▶ WORKING DATA
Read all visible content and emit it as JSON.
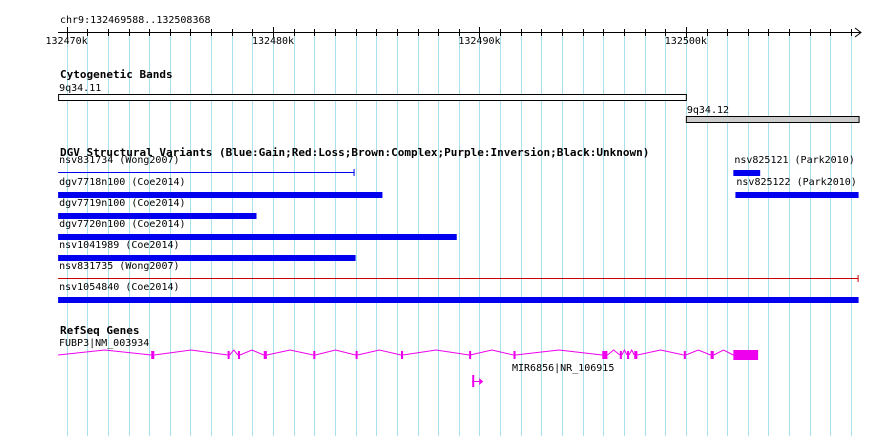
{
  "ruler": {
    "location": "chr9:132469588..132508368",
    "ticks": [
      {
        "pos": 132470000,
        "label": "132470k"
      },
      {
        "pos": 132480000,
        "label": "132480k"
      },
      {
        "pos": 132490000,
        "label": "132490k"
      },
      {
        "pos": 132500000,
        "label": "132500k"
      }
    ]
  },
  "colors": {
    "gridline": "#aadfee",
    "gain": "#0000ee",
    "loss": "#cc0000",
    "gene": "#ee00ee",
    "band_light": "#ffffff",
    "band_gray": "#cccccc"
  },
  "tracks": {
    "cytoband": {
      "title": "Cytogenetic Bands",
      "bands": [
        {
          "name": "9q34.11",
          "start": 132469588,
          "end": 132500000,
          "stain": "gneg"
        },
        {
          "name": "9q34.12",
          "start": 132500000,
          "end": 132508368,
          "stain": "gpos"
        }
      ]
    },
    "dgv": {
      "title": "DGV Structural Variants (Blue:Gain;Red:Loss;Brown:Complex;Purple:Inversion;Black:Unknown)",
      "variants": [
        {
          "name": "nsv831734 (Wong2007)",
          "start": 132469588,
          "end": 132483950,
          "type": "gain",
          "style": "thin"
        },
        {
          "name": "dgv7718n100 (Coe2014)",
          "start": 132469588,
          "end": 132485300,
          "type": "gain",
          "style": "thick"
        },
        {
          "name": "dgv7719n100 (Coe2014)",
          "start": 132469588,
          "end": 132479200,
          "type": "gain",
          "style": "thick"
        },
        {
          "name": "dgv7720n100 (Coe2014)",
          "start": 132469588,
          "end": 132488900,
          "type": "gain",
          "style": "thick"
        },
        {
          "name": "nsv1041989 (Coe2014)",
          "start": 132469588,
          "end": 132484000,
          "type": "gain",
          "style": "thick"
        },
        {
          "name": "nsv831735 (Wong2007)",
          "start": 132469588,
          "end": 132508368,
          "type": "loss",
          "style": "thin"
        },
        {
          "name": "nsv1054840 (Coe2014)",
          "start": 132469588,
          "end": 132508368,
          "type": "gain",
          "style": "thick"
        },
        {
          "name": "nsv825121 (Park2010)",
          "start": 132502300,
          "end": 132503600,
          "type": "gain",
          "style": "thick"
        },
        {
          "name": "nsv825122 (Park2010)",
          "start": 132502400,
          "end": 132508368,
          "type": "gain",
          "style": "thick"
        }
      ]
    },
    "refseq": {
      "title": "RefSeq Genes",
      "genes": [
        {
          "name": "FUBP3|NM_003934",
          "start": 132469588,
          "end": 132503500,
          "exons": [
            [
              132474100,
              132474250
            ],
            [
              132477800,
              132477900
            ],
            [
              132478300,
              132478400
            ],
            [
              132479550,
              132479700
            ],
            [
              132481950,
              132482050
            ],
            [
              132484000,
              132484100
            ],
            [
              132486200,
              132486300
            ],
            [
              132489500,
              132489550
            ],
            [
              132491650,
              132491750
            ],
            [
              132495950,
              132496200
            ],
            [
              132496800,
              132496900
            ],
            [
              132497150,
              132497250
            ],
            [
              132497500,
              132497650
            ],
            [
              132499900,
              132500000
            ],
            [
              132501200,
              132501350
            ],
            [
              132502300,
              132503500
            ]
          ]
        },
        {
          "name": "MIR6856|NR_106915",
          "start": 132489650,
          "end": 132490200,
          "exons": [
            [
              132489650,
              132489750
            ]
          ]
        }
      ]
    }
  }
}
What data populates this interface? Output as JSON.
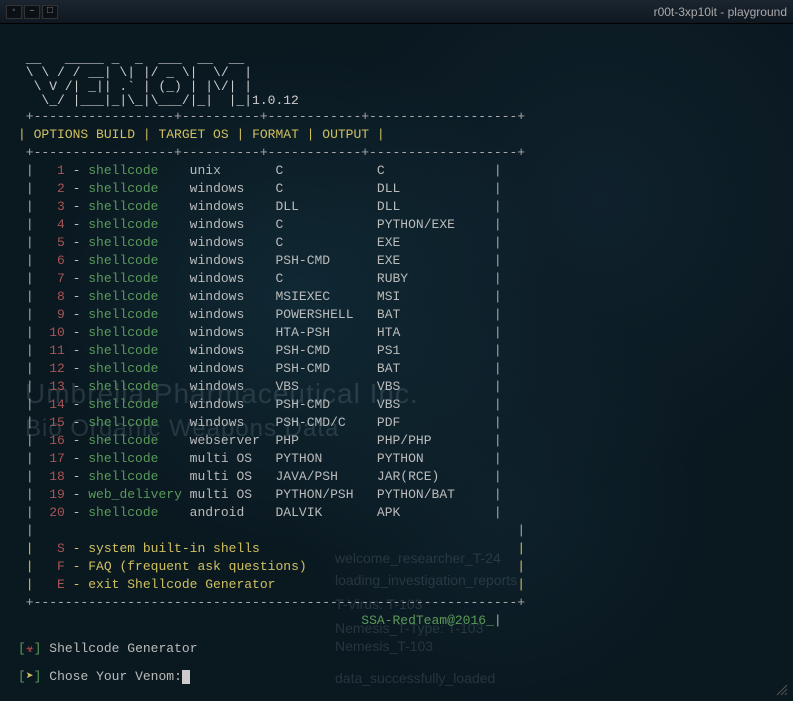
{
  "window": {
    "title": "r00t-3xp10it - playground"
  },
  "bg": {
    "company_line1": "Umbrella Pharmaceutical Inc.",
    "company_line2": "Bio Organic Weapons Data",
    "r1": "welcome_researcher_T-24",
    "r2": "loading_investigation_reports",
    "r3": "T-Virus: T-103",
    "r4": "Nemesis_T-Type: T-103",
    "r5": "Nemesis_T-103",
    "r6": "data_successfully_loaded"
  },
  "version": "1.0.12",
  "headers": {
    "c1": "OPTIONS BUILD",
    "c2": "TARGET OS",
    "c3": "FORMAT",
    "c4": "OUTPUT"
  },
  "rows": [
    {
      "n": "1",
      "build": "shellcode",
      "os": "unix",
      "fmt": "C",
      "out": "C"
    },
    {
      "n": "2",
      "build": "shellcode",
      "os": "windows",
      "fmt": "C",
      "out": "DLL"
    },
    {
      "n": "3",
      "build": "shellcode",
      "os": "windows",
      "fmt": "DLL",
      "out": "DLL"
    },
    {
      "n": "4",
      "build": "shellcode",
      "os": "windows",
      "fmt": "C",
      "out": "PYTHON/EXE"
    },
    {
      "n": "5",
      "build": "shellcode",
      "os": "windows",
      "fmt": "C",
      "out": "EXE"
    },
    {
      "n": "6",
      "build": "shellcode",
      "os": "windows",
      "fmt": "PSH-CMD",
      "out": "EXE"
    },
    {
      "n": "7",
      "build": "shellcode",
      "os": "windows",
      "fmt": "C",
      "out": "RUBY"
    },
    {
      "n": "8",
      "build": "shellcode",
      "os": "windows",
      "fmt": "MSIEXEC",
      "out": "MSI"
    },
    {
      "n": "9",
      "build": "shellcode",
      "os": "windows",
      "fmt": "POWERSHELL",
      "out": "BAT"
    },
    {
      "n": "10",
      "build": "shellcode",
      "os": "windows",
      "fmt": "HTA-PSH",
      "out": "HTA"
    },
    {
      "n": "11",
      "build": "shellcode",
      "os": "windows",
      "fmt": "PSH-CMD",
      "out": "PS1"
    },
    {
      "n": "12",
      "build": "shellcode",
      "os": "windows",
      "fmt": "PSH-CMD",
      "out": "BAT"
    },
    {
      "n": "13",
      "build": "shellcode",
      "os": "windows",
      "fmt": "VBS",
      "out": "VBS"
    },
    {
      "n": "14",
      "build": "shellcode",
      "os": "windows",
      "fmt": "PSH-CMD",
      "out": "VBS"
    },
    {
      "n": "15",
      "build": "shellcode",
      "os": "windows",
      "fmt": "PSH-CMD/C",
      "out": "PDF"
    },
    {
      "n": "16",
      "build": "shellcode",
      "os": "webserver",
      "fmt": "PHP",
      "out": "PHP/PHP"
    },
    {
      "n": "17",
      "build": "shellcode",
      "os": "multi OS",
      "fmt": "PYTHON",
      "out": "PYTHON"
    },
    {
      "n": "18",
      "build": "shellcode",
      "os": "multi OS",
      "fmt": "JAVA/PSH",
      "out": "JAR(RCE)"
    },
    {
      "n": "19",
      "build": "web_delivery",
      "os": "multi OS",
      "fmt": "PYTHON/PSH",
      "out": "PYTHON/BAT"
    },
    {
      "n": "20",
      "build": "shellcode",
      "os": "android",
      "fmt": "DALVIK",
      "out": "APK"
    }
  ],
  "menu": {
    "s": {
      "key": "S",
      "label": "system built-in shells"
    },
    "f": {
      "key": "F",
      "label": "FAQ (frequent ask questions)"
    },
    "e": {
      "key": "E",
      "label": "exit Shellcode Generator"
    }
  },
  "footer_team": "SSA-RedTeam@2016_",
  "prompt": {
    "line1": "Shellcode Generator",
    "line2": "Chose Your Venom:"
  }
}
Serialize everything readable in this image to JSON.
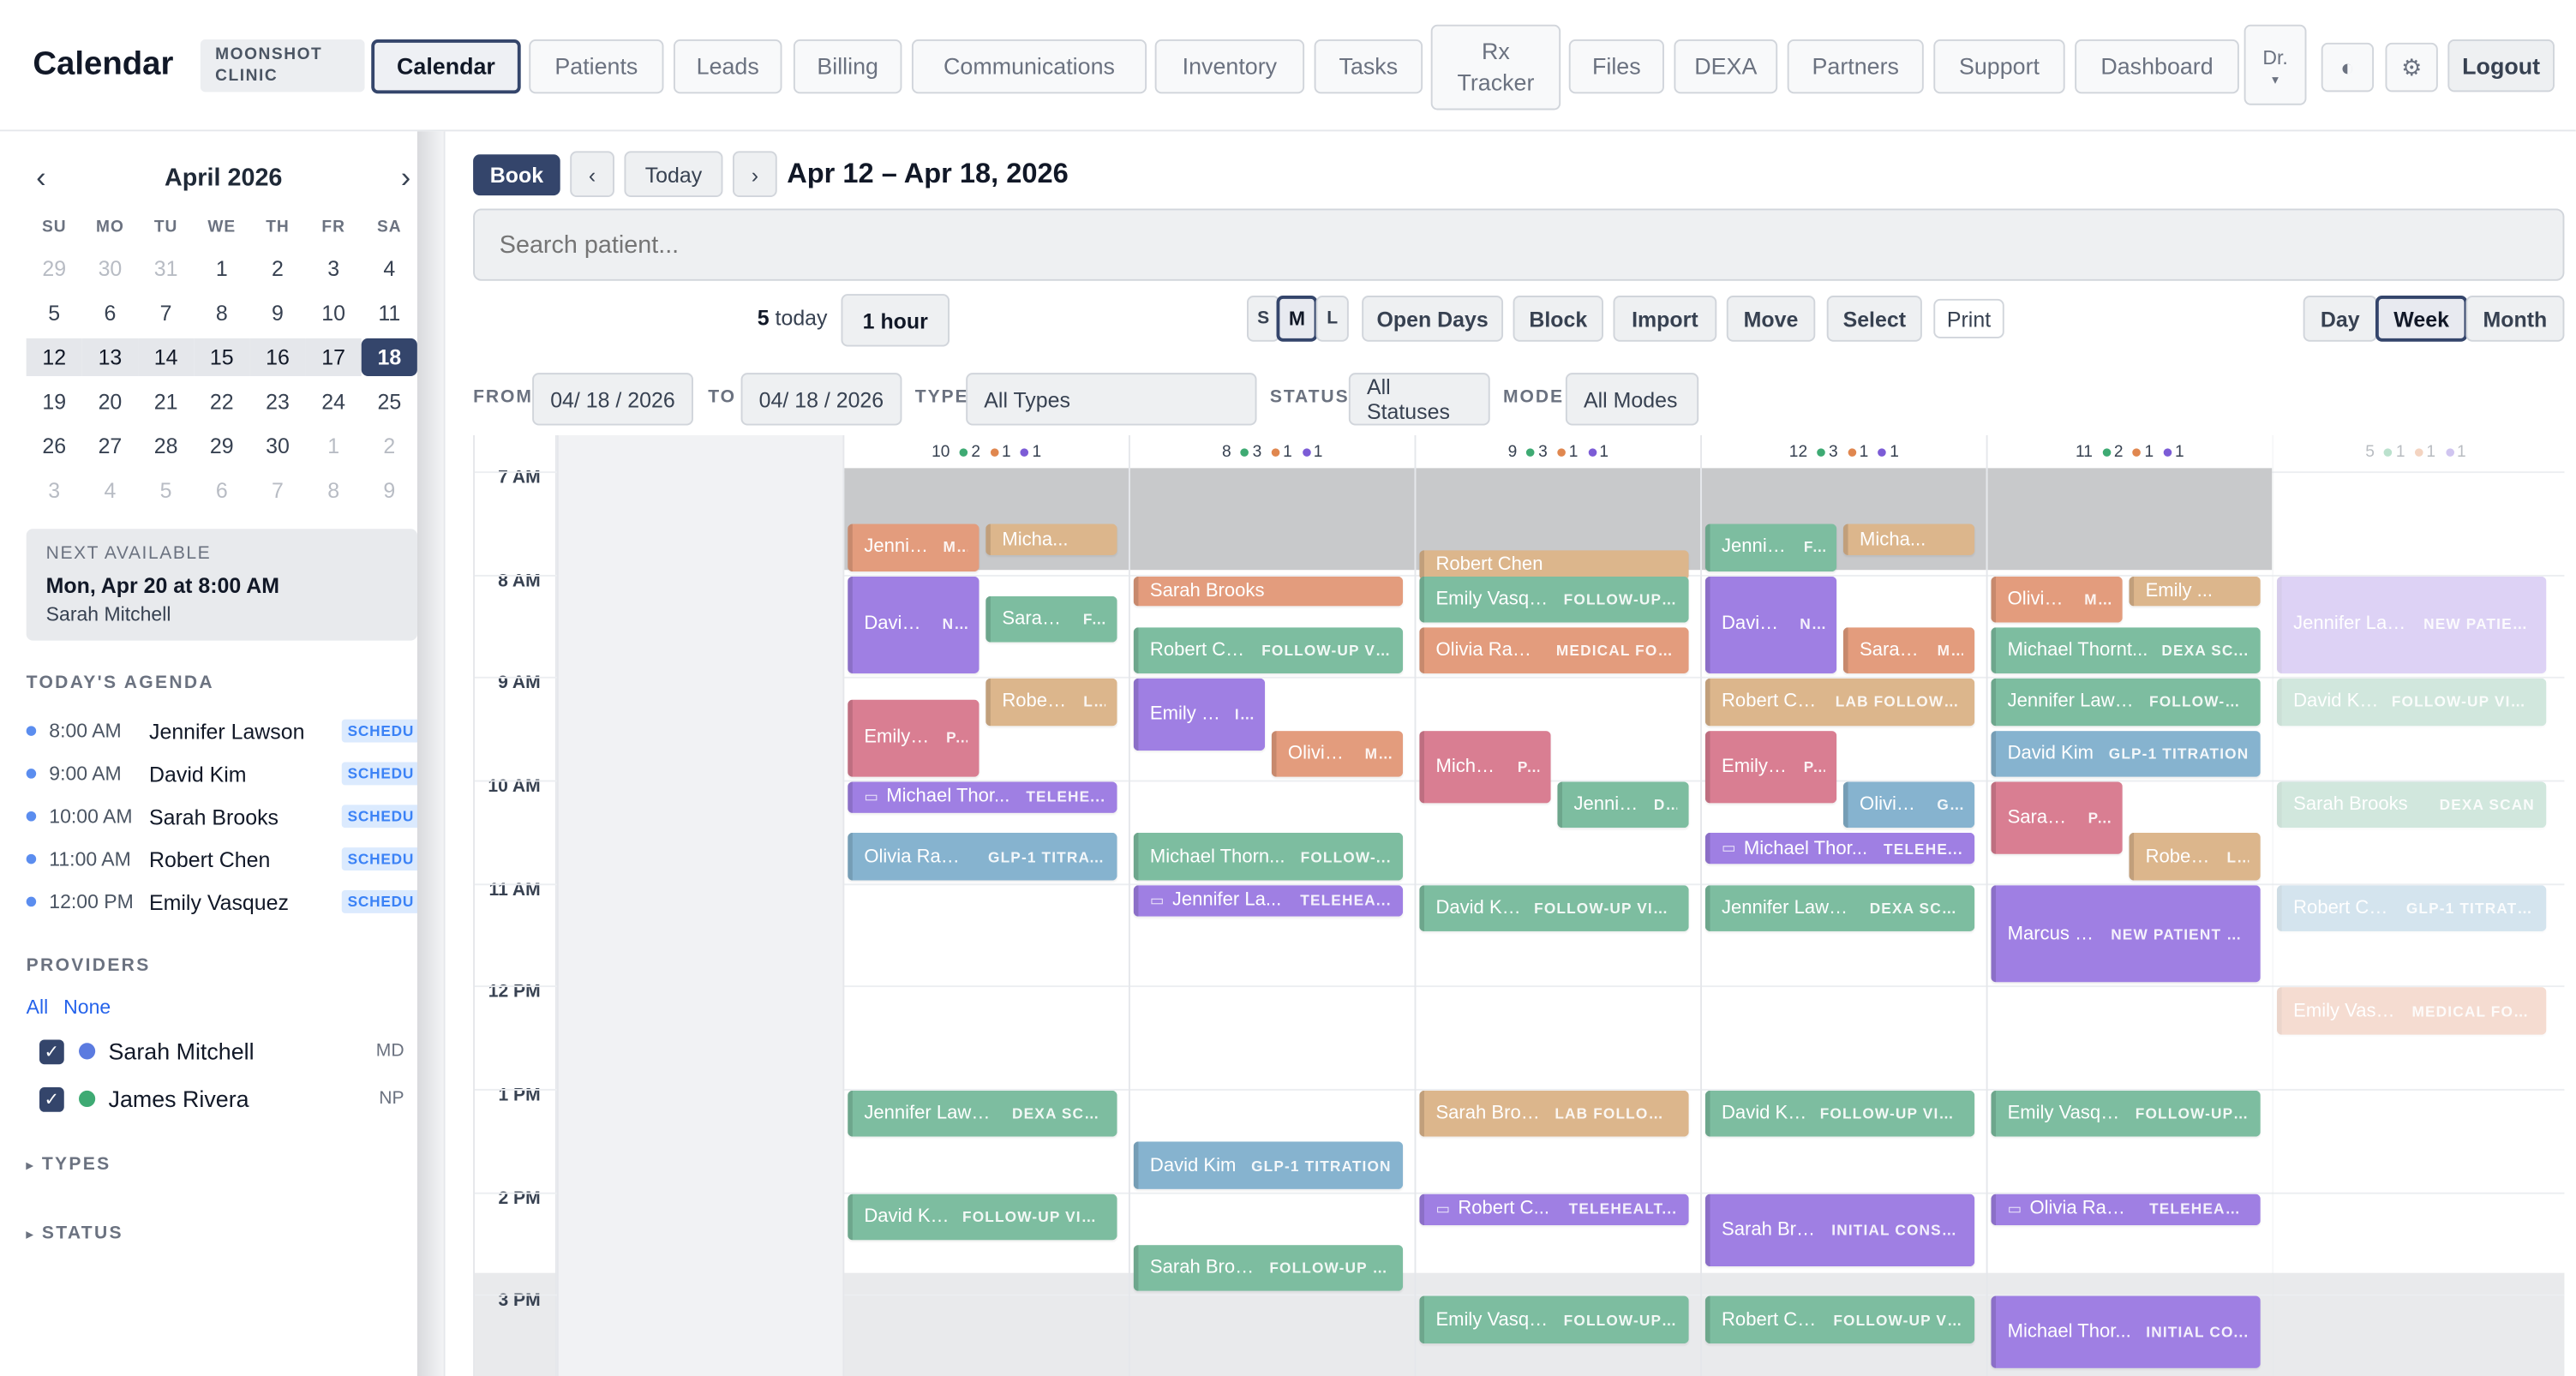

▶ WHAT IS BEING ASKED
Each line above should be returned exactly as it stands, minus any pictures.

▶ REPLY
Read all visible content and emit it as JSON.
{
  "ruler": {
    "location": "chr9:132469588..132508368",
    "ticks": [
      {
        "pos": 132470000,
        "label": "132470k"
      },
      {
        "pos": 132480000,
        "label": "132480k"
      },
      {
        "pos": 132490000,
        "label": "132490k"
      },
      {
        "pos": 132500000,
        "label": "132500k"
      }
    ]
  },
  "colors": {
    "gridline": "#aadfee",
    "gain": "#0000ee",
    "loss": "#cc0000",
    "gene": "#ee00ee",
    "band_light": "#ffffff",
    "band_gray": "#cccccc"
  },
  "tracks": {
    "cytoband": {
      "title": "Cytogenetic Bands",
      "bands": [
        {
          "name": "9q34.11",
          "start": 132469588,
          "end": 132500000,
          "stain": "gneg"
        },
        {
          "name": "9q34.12",
          "start": 132500000,
          "end": 132508368,
          "stain": "gpos"
        }
      ]
    },
    "dgv": {
      "title": "DGV Structural Variants (Blue:Gain;Red:Loss;Brown:Complex;Purple:Inversion;Black:Unknown)",
      "variants": [
        {
          "name": "nsv831734 (Wong2007)",
          "start": 132469588,
          "end": 132483950,
          "type": "gain",
          "style": "thin"
        },
        {
          "name": "dgv7718n100 (Coe2014)",
          "start": 132469588,
          "end": 132485300,
          "type": "gain",
          "style": "thick"
        },
        {
          "name": "dgv7719n100 (Coe2014)",
          "start": 132469588,
          "end": 132479200,
          "type": "gain",
          "style": "thick"
        },
        {
          "name": "dgv7720n100 (Coe2014)",
          "start": 132469588,
          "end": 132488900,
          "type": "gain",
          "style": "thick"
        },
        {
          "name": "nsv1041989 (Coe2014)",
          "start": 132469588,
          "end": 132484000,
          "type": "gain",
          "style": "thick"
        },
        {
          "name": "nsv831735 (Wong2007)",
          "start": 132469588,
          "end": 132508368,
          "type": "loss",
          "style": "thin"
        },
        {
          "name": "nsv1054840 (Coe2014)",
          "start": 132469588,
          "end": 132508368,
          "type": "gain",
          "style": "thick"
        },
        {
          "name": "nsv825121 (Park2010)",
          "start": 132502300,
          "end": 132503600,
          "type": "gain",
          "style": "thick"
        },
        {
          "name": "nsv825122 (Park2010)",
          "start": 132502400,
          "end": 132508368,
          "type": "gain",
          "style": "thick"
        }
      ]
    },
    "refseq": {
      "title": "RefSeq Genes",
      "genes": [
        {
          "name": "FUBP3|NM_003934",
          "start": 132469588,
          "end": 132503500,
          "exons": [
            [
              132474100,
              132474250
            ],
            [
              132477800,
              132477900
            ],
            [
              132478300,
              132478400
            ],
            [
              132479550,
              132479700
            ],
            [
              132481950,
              132482050
            ],
            [
              132484000,
              132484100
            ],
            [
              132486200,
              132486300
            ],
            [
              132489500,
              132489550
            ],
            [
              132491650,
              132491750
            ],
            [
              132495950,
              132496200
            ],
            [
              132496800,
              132496900
            ],
            [
              132497150,
              132497250
            ],
            [
              132497500,
              132497650
            ],
            [
              132499900,
              132500000
            ],
            [
              132501200,
              132501350
            ],
            [
              132502300,
              132503500
            ]
          ]
        },
        {
          "name": "MIR6856|NR_106915",
          "start": 132489650,
          "end": 132490200,
          "exons": [
            [
              132489650,
              132489750
            ]
          ]
        }
      ]
    }
  }
}
What data populates this interface? Output as JSON.
{
  "window": {
    "title": "r00t-3xp10it - playground"
  },
  "bg": {
    "company_line1": "Umbrella Pharmaceutical Inc.",
    "company_line2": "Bio Organic Weapons Data",
    "r1": "welcome_researcher_T-24",
    "r2": "loading_investigation_reports",
    "r3": "T-Virus: T-103",
    "r4": "Nemesis_T-Type: T-103",
    "r5": "Nemesis_T-103",
    "r6": "data_successfully_loaded"
  },
  "version": "1.0.12",
  "headers": {
    "c1": "OPTIONS BUILD",
    "c2": "TARGET OS",
    "c3": "FORMAT",
    "c4": "OUTPUT"
  },
  "rows": [
    {
      "n": "1",
      "build": "shellcode",
      "os": "unix",
      "fmt": "C",
      "out": "C"
    },
    {
      "n": "2",
      "build": "shellcode",
      "os": "windows",
      "fmt": "C",
      "out": "DLL"
    },
    {
      "n": "3",
      "build": "shellcode",
      "os": "windows",
      "fmt": "DLL",
      "out": "DLL"
    },
    {
      "n": "4",
      "build": "shellcode",
      "os": "windows",
      "fmt": "C",
      "out": "PYTHON/EXE"
    },
    {
      "n": "5",
      "build": "shellcode",
      "os": "windows",
      "fmt": "C",
      "out": "EXE"
    },
    {
      "n": "6",
      "build": "shellcode",
      "os": "windows",
      "fmt": "PSH-CMD",
      "out": "EXE"
    },
    {
      "n": "7",
      "build": "shellcode",
      "os": "windows",
      "fmt": "C",
      "out": "RUBY"
    },
    {
      "n": "8",
      "build": "shellcode",
      "os": "windows",
      "fmt": "MSIEXEC",
      "out": "MSI"
    },
    {
      "n": "9",
      "build": "shellcode",
      "os": "windows",
      "fmt": "POWERSHELL",
      "out": "BAT"
    },
    {
      "n": "10",
      "build": "shellcode",
      "os": "windows",
      "fmt": "HTA-PSH",
      "out": "HTA"
    },
    {
      "n": "11",
      "build": "shellcode",
      "os": "windows",
      "fmt": "PSH-CMD",
      "out": "PS1"
    },
    {
      "n": "12",
      "build": "shellcode",
      "os": "windows",
      "fmt": "PSH-CMD",
      "out": "BAT"
    },
    {
      "n": "13",
      "build": "shellcode",
      "os": "windows",
      "fmt": "VBS",
      "out": "VBS"
    },
    {
      "n": "14",
      "build": "shellcode",
      "os": "windows",
      "fmt": "PSH-CMD",
      "out": "VBS"
    },
    {
      "n": "15",
      "build": "shellcode",
      "os": "windows",
      "fmt": "PSH-CMD/C",
      "out": "PDF"
    },
    {
      "n": "16",
      "build": "shellcode",
      "os": "webserver",
      "fmt": "PHP",
      "out": "PHP/PHP"
    },
    {
      "n": "17",
      "build": "shellcode",
      "os": "multi OS",
      "fmt": "PYTHON",
      "out": "PYTHON"
    },
    {
      "n": "18",
      "build": "shellcode",
      "os": "multi OS",
      "fmt": "JAVA/PSH",
      "out": "JAR(RCE)"
    },
    {
      "n": "19",
      "build": "web_delivery",
      "os": "multi OS",
      "fmt": "PYTHON/PSH",
      "out": "PYTHON/BAT"
    },
    {
      "n": "20",
      "build": "shellcode",
      "os": "android",
      "fmt": "DALVIK",
      "out": "APK"
    }
  ],
  "menu": {
    "s": {
      "key": "S",
      "label": "system built-in shells"
    },
    "f": {
      "key": "F",
      "label": "FAQ (frequent ask questions)"
    },
    "e": {
      "key": "E",
      "label": "exit Shellcode Generator"
    }
  },
  "footer_team": "SSA-RedTeam@2016_",
  "prompt": {
    "line1": "Shellcode Generator",
    "line2": "Chose Your Venom:"
  }
}
Serialize everything readable in this image to JSON.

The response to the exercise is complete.